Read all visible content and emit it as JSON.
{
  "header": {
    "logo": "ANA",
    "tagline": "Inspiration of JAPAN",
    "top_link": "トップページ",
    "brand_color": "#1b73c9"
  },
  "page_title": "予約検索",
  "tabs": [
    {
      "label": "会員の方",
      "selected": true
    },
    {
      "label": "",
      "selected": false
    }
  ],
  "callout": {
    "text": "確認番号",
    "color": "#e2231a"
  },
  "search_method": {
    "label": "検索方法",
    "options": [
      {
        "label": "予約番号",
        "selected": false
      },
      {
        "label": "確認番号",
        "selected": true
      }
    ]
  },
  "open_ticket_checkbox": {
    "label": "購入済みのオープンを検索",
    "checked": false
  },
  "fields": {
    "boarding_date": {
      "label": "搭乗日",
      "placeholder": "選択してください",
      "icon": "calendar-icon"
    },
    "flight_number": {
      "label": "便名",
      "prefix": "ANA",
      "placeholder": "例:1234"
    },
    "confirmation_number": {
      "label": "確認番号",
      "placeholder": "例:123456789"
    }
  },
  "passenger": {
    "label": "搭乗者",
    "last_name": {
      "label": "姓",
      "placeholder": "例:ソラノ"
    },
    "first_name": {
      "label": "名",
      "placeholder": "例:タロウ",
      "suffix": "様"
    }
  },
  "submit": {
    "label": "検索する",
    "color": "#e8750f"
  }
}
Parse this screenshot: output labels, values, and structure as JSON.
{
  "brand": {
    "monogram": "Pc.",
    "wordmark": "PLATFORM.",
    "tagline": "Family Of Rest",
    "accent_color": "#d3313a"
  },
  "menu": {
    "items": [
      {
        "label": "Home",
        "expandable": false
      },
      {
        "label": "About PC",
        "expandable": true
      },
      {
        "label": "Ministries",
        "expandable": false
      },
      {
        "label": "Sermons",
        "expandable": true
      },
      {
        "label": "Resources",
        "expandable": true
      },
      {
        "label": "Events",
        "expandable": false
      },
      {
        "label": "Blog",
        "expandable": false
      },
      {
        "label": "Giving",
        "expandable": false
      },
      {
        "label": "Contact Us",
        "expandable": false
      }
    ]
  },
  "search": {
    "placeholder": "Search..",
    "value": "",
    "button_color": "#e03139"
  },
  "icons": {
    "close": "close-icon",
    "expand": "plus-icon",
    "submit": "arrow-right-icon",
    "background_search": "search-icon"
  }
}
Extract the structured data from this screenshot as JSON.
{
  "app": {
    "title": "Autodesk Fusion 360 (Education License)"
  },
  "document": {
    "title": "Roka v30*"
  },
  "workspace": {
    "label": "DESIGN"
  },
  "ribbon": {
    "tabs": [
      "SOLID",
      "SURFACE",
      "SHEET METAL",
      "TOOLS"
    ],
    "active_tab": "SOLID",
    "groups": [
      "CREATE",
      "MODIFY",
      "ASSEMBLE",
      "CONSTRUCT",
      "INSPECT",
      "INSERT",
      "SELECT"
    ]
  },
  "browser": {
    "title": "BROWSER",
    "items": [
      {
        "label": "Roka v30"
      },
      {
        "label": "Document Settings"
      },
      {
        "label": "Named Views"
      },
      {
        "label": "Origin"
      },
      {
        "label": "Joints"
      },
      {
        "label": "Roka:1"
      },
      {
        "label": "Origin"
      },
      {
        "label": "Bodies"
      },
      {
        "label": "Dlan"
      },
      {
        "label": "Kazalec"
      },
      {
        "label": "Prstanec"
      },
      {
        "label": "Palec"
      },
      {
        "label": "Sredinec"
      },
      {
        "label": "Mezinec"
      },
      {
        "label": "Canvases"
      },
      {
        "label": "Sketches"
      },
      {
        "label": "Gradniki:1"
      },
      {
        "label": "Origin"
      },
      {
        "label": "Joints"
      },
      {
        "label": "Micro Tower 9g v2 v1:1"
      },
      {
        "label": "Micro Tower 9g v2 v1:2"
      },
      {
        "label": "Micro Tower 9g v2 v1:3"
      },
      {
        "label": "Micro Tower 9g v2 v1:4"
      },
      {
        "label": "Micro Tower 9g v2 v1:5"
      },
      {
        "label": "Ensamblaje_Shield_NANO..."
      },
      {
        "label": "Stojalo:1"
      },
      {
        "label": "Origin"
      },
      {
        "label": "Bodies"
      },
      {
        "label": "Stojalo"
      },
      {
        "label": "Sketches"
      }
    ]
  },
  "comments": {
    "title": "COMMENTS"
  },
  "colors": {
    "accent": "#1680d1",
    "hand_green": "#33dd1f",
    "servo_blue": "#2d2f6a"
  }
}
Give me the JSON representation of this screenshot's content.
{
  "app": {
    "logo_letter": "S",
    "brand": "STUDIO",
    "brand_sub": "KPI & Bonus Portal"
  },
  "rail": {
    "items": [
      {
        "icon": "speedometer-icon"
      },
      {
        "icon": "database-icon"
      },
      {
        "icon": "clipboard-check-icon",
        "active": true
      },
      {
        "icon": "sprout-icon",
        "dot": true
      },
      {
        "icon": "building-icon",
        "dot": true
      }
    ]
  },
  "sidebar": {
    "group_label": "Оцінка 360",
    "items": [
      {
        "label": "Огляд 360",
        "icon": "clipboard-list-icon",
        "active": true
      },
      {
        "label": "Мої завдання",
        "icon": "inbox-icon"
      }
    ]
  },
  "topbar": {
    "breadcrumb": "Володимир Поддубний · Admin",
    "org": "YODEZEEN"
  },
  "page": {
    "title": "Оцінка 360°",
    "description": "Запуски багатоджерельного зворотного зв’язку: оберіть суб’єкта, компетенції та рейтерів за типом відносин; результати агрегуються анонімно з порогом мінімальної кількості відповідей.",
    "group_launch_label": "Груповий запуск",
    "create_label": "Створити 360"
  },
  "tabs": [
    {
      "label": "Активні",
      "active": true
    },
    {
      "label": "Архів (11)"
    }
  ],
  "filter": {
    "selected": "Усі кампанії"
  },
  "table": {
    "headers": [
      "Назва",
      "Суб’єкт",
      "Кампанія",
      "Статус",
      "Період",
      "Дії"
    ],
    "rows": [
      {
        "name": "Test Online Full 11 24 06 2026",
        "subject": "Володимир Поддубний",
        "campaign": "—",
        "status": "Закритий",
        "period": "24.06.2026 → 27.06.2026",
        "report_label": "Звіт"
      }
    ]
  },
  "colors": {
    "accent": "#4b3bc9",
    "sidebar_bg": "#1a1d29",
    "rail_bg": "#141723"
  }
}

=======

:: Task statement ::
Wherever the word "JSON" occurs in a line of the listing, copy that line.

:: Response for this exercise ::
Read all visible content and emit it as JSON.
Parse this screenshot: output labels, values, and structure as JSON.
Extract the structured data from this screenshot as JSON.
Give me the JSON representation of this screenshot's content.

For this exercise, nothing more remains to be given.